— Directions for this task —
Go through the entries below and pick out every line with "NEVER".

[Items from a data source]
● ● ●

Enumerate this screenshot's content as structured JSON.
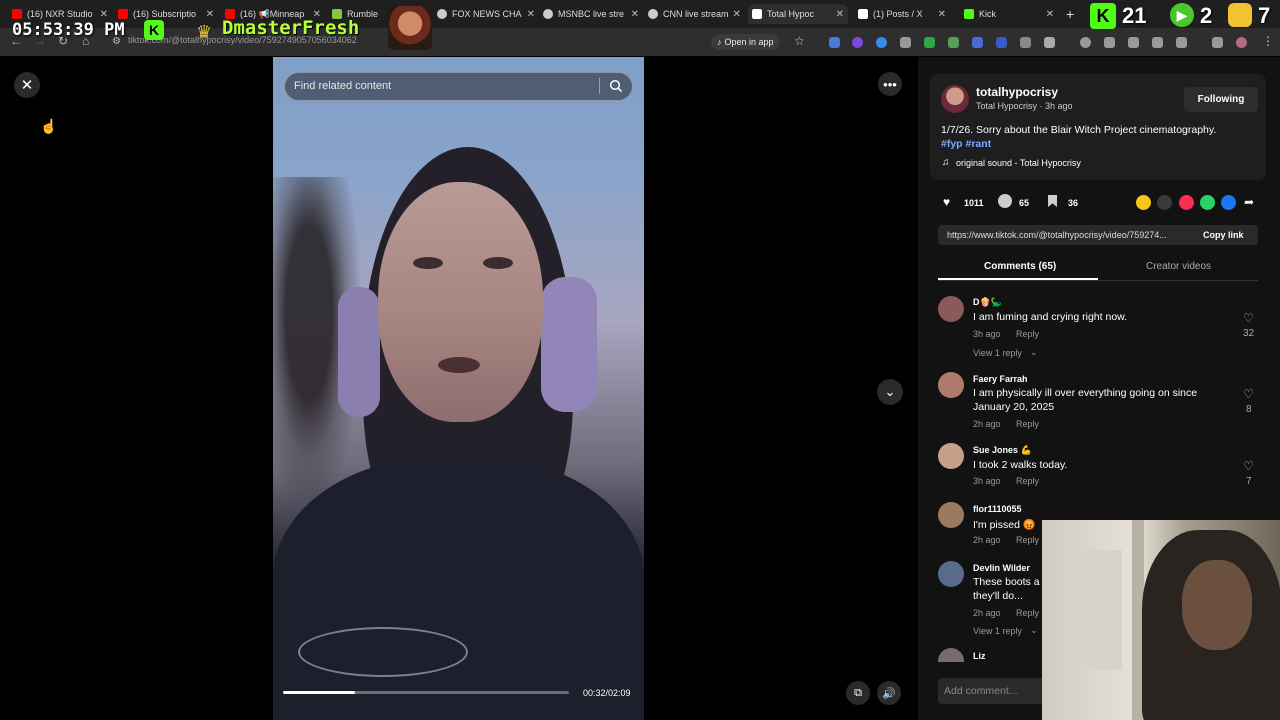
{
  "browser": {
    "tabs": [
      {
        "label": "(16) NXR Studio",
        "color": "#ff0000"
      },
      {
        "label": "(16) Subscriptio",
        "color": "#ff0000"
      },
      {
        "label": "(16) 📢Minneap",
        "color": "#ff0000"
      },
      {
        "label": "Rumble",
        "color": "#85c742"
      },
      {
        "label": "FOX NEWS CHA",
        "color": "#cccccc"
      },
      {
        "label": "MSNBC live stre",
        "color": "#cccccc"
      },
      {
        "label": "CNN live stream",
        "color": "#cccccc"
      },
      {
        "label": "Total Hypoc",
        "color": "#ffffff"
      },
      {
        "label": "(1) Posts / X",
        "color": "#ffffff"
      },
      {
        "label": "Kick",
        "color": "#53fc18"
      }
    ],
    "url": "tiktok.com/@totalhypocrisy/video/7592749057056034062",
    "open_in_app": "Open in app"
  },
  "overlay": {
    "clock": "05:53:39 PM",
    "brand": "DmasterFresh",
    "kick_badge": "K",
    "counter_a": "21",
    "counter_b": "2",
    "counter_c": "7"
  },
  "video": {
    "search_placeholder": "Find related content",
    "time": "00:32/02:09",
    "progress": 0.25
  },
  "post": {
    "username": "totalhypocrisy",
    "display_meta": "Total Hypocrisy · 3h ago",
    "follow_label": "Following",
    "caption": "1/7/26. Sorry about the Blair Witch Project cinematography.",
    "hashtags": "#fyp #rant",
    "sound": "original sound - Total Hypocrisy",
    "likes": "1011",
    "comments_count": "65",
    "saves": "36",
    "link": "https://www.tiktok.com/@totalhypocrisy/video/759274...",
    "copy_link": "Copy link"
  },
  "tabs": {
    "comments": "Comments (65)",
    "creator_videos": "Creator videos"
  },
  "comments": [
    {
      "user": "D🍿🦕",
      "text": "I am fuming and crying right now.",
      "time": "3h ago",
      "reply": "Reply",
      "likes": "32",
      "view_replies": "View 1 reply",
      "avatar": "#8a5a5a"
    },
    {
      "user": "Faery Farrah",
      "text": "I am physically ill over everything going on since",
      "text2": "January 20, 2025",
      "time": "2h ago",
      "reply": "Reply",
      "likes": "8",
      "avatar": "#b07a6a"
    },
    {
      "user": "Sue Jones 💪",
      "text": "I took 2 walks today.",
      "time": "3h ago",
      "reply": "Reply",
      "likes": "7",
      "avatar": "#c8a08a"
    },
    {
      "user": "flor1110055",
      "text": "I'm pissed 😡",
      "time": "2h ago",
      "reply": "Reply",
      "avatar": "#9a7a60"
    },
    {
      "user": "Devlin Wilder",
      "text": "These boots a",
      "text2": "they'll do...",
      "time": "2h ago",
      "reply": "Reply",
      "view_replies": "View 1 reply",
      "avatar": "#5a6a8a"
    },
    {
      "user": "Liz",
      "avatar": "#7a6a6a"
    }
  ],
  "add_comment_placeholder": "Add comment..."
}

● ● ●

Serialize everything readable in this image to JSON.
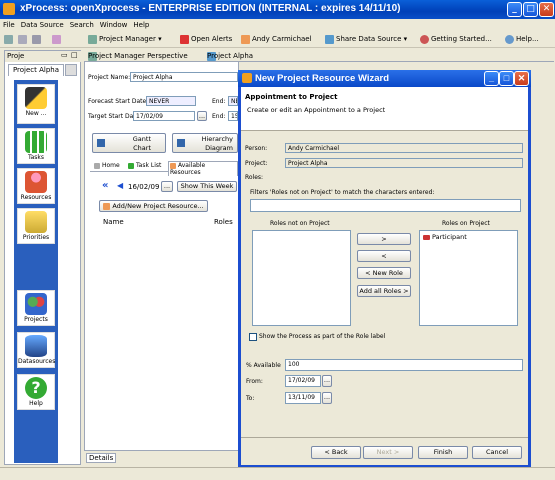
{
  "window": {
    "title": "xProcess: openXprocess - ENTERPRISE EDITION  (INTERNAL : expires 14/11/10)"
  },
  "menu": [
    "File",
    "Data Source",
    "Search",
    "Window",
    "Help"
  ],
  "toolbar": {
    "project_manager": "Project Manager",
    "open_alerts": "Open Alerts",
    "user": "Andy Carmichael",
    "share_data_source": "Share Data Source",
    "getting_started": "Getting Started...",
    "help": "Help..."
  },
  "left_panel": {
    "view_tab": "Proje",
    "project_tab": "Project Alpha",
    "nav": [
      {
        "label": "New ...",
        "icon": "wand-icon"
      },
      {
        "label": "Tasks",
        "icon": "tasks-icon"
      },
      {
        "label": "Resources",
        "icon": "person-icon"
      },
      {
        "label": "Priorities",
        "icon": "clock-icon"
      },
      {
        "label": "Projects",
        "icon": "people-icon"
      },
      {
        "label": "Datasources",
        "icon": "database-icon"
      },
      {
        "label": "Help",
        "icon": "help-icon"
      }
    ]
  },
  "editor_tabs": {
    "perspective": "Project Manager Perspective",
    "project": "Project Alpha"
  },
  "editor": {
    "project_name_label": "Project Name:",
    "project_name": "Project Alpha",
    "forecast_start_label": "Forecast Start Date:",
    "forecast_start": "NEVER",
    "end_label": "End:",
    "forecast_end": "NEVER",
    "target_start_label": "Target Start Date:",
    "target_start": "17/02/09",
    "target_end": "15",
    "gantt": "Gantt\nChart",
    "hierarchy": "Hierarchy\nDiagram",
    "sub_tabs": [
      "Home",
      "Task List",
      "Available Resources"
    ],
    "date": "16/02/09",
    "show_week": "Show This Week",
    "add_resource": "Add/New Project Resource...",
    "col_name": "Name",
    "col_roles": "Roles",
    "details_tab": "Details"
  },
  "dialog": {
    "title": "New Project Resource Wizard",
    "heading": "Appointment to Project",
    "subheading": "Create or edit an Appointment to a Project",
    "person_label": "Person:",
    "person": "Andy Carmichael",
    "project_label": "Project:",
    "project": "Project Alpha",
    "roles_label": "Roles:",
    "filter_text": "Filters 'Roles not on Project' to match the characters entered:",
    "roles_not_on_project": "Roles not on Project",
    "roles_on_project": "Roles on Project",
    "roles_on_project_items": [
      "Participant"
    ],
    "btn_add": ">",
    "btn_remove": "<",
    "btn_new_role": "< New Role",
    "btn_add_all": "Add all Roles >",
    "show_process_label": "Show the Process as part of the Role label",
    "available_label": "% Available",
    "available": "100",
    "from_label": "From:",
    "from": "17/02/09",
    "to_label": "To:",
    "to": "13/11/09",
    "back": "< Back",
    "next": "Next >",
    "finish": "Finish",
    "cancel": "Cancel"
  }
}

● ● ●

— Solved exercise —
    "forecast_start": "NEVER",
    "forecast_end": "NEVER",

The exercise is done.